**Task data**

+ + + + +

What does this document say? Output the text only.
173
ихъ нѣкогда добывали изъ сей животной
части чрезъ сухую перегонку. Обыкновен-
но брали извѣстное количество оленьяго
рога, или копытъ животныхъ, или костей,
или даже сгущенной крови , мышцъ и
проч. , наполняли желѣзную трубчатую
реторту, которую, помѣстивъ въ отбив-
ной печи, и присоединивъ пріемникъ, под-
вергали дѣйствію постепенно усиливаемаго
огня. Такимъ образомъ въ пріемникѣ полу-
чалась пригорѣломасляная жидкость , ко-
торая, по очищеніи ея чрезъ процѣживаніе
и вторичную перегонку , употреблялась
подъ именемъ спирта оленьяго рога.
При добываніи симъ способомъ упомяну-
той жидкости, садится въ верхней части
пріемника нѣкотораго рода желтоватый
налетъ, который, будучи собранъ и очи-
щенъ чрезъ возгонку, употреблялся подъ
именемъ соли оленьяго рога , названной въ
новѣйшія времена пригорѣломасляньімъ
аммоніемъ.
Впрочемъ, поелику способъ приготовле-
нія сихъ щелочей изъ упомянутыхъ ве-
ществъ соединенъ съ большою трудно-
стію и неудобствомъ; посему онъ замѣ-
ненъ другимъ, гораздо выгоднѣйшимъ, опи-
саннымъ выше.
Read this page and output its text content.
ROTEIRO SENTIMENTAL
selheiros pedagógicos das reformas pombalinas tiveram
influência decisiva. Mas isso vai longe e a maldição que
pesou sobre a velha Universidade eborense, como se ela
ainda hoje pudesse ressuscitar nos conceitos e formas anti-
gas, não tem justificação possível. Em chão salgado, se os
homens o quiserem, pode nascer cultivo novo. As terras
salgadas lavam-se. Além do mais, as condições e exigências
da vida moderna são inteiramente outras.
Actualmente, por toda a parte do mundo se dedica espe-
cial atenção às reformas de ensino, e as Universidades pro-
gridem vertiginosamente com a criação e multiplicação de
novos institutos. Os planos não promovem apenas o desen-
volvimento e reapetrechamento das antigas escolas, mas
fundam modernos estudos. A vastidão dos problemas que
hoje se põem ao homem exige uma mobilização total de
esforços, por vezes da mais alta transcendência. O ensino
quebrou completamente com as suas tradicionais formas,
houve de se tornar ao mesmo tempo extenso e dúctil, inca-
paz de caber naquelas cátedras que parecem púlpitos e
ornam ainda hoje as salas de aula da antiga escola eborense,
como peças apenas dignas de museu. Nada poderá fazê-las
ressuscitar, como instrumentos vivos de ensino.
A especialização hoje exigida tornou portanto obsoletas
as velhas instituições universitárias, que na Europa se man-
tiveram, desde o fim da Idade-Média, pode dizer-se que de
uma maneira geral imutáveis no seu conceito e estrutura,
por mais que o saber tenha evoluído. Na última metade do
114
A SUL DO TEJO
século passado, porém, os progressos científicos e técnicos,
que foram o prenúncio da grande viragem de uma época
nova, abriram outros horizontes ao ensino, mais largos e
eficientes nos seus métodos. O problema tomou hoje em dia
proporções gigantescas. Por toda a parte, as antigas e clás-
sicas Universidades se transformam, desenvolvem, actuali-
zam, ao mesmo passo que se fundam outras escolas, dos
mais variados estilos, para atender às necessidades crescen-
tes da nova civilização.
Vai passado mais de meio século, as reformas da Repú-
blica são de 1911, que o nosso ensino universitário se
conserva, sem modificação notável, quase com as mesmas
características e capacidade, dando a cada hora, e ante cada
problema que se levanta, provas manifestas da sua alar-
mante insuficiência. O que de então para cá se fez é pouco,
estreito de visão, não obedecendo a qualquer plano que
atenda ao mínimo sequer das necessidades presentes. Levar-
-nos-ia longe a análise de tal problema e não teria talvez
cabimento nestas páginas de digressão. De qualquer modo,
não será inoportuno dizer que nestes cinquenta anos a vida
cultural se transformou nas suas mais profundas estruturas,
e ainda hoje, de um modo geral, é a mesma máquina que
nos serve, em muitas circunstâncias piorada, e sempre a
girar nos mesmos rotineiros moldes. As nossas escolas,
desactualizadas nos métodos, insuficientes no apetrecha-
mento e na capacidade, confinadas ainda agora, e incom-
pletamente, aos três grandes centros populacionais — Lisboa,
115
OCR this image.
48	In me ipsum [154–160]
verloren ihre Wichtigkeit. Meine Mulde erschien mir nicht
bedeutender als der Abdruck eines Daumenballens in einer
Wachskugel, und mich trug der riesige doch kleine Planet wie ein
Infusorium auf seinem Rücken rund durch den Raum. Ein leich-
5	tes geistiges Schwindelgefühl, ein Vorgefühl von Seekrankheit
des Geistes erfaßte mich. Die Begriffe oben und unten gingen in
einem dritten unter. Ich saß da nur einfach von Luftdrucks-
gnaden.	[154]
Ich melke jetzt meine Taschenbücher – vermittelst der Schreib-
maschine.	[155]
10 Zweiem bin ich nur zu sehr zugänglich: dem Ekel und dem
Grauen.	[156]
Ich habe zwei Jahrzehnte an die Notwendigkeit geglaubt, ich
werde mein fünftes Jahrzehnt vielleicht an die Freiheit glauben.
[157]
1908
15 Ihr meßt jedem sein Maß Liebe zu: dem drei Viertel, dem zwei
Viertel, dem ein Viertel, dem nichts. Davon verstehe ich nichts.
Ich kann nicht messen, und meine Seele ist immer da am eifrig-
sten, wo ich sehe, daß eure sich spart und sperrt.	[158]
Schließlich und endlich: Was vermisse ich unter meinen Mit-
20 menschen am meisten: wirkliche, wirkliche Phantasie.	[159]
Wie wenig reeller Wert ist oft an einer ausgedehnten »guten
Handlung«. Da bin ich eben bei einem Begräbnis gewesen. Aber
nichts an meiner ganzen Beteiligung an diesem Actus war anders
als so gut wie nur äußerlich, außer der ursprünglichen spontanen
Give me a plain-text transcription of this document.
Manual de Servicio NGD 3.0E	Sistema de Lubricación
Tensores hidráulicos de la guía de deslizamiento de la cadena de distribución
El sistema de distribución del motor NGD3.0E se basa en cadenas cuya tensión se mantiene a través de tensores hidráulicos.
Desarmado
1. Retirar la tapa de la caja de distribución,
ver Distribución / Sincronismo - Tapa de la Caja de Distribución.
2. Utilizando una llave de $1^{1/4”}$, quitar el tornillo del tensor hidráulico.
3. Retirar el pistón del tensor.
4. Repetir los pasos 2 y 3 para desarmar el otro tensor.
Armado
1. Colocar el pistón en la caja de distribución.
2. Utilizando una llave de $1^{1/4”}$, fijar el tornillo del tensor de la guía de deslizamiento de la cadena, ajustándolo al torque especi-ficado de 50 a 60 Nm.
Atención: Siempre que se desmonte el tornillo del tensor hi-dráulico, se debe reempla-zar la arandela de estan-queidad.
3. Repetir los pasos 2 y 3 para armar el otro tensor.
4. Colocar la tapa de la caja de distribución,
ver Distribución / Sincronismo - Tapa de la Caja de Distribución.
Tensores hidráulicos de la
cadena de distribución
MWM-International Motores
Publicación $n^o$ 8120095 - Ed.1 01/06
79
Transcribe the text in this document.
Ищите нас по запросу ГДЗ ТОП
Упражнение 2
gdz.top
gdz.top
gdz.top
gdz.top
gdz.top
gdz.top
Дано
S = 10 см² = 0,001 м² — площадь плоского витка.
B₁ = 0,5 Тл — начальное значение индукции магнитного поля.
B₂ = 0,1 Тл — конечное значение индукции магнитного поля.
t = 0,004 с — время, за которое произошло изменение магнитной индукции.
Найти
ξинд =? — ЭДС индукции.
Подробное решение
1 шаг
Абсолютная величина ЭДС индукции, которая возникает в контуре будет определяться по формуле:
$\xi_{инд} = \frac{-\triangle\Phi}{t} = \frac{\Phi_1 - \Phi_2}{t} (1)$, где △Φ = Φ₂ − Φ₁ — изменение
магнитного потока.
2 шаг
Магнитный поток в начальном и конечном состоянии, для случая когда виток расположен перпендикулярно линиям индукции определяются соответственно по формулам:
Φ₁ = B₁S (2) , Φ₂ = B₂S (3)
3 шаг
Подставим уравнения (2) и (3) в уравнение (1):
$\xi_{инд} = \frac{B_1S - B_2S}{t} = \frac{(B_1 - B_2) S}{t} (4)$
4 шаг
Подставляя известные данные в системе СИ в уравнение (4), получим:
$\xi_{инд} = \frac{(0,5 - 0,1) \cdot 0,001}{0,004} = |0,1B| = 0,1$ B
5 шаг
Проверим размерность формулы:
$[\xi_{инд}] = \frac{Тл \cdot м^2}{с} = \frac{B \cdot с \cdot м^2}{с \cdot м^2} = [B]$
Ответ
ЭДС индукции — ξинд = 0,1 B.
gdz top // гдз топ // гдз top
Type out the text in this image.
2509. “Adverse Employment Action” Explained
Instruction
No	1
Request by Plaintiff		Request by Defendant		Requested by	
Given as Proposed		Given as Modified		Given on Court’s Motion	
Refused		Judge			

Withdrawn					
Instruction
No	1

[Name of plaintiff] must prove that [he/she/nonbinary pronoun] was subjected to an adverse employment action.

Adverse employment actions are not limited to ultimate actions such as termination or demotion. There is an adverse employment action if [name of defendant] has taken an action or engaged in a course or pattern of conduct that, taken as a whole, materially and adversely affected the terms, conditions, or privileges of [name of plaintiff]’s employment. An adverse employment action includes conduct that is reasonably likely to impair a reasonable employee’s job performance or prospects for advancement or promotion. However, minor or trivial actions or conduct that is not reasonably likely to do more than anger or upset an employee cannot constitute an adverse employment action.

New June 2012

+ + + + +

**What the task asks**
Count how many lines above contain the word "Utilizando". Reply with the number alone.

**Written answer**
2